**Work instructions:**
Each line that holds the word "description" should be returned.
___ Exercise data ___
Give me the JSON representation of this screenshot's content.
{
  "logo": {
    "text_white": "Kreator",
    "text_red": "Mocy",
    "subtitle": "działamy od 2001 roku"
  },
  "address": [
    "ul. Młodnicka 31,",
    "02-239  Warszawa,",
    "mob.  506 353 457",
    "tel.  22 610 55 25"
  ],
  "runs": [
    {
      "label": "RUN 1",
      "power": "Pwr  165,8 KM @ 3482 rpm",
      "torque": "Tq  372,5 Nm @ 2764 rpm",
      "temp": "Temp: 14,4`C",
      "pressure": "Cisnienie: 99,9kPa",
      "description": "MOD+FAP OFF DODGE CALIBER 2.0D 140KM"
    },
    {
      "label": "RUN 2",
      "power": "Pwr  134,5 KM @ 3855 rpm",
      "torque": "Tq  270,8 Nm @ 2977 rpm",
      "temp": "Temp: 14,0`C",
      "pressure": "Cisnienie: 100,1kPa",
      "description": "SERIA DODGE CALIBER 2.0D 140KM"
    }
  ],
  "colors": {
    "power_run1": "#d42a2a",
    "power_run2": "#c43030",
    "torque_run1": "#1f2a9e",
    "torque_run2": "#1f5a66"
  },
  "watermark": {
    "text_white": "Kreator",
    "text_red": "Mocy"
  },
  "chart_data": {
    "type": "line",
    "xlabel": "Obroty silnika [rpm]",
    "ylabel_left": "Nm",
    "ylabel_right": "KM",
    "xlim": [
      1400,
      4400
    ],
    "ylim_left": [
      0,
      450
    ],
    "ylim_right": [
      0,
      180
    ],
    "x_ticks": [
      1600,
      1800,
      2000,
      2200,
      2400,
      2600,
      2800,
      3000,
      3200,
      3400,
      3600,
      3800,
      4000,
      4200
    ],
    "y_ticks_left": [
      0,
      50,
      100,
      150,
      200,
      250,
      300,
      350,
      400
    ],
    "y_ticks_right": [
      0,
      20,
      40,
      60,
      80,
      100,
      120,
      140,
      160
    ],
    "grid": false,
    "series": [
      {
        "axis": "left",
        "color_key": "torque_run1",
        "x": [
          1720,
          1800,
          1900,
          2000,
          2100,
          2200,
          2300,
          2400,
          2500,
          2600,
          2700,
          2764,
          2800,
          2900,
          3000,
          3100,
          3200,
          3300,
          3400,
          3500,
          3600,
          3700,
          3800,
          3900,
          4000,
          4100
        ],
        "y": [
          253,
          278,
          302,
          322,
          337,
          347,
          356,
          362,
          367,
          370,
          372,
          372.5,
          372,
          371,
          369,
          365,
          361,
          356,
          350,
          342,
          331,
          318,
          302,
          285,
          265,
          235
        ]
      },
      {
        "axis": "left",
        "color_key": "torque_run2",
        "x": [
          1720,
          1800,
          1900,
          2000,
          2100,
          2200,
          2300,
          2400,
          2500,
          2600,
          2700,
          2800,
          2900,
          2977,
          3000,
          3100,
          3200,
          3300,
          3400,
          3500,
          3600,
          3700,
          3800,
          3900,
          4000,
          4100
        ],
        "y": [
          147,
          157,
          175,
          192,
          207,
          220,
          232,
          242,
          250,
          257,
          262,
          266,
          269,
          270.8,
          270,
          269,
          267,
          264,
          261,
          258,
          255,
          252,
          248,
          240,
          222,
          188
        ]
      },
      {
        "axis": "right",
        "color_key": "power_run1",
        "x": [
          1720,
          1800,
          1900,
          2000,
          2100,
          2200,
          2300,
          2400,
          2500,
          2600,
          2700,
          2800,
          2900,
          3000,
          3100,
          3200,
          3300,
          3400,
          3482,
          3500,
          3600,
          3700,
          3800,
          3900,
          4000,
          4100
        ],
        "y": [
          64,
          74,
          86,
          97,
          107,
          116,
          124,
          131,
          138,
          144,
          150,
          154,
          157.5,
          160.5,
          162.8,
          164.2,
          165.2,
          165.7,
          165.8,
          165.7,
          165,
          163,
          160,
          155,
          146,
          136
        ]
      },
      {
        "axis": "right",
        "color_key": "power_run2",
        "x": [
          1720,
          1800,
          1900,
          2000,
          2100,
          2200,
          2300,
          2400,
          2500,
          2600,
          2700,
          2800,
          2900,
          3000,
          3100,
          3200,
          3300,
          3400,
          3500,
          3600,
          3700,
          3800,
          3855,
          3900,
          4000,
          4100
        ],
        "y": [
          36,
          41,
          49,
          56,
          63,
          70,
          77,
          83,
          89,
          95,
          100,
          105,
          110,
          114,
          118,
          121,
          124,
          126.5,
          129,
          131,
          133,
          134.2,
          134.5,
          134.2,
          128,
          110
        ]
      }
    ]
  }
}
___
**Exercise output:**
      "description": "MOD+FAP OFF DODGE CALIBER 2.0D 140KM"
      "description": "SERIA DODGE CALIBER 2.0D 140KM"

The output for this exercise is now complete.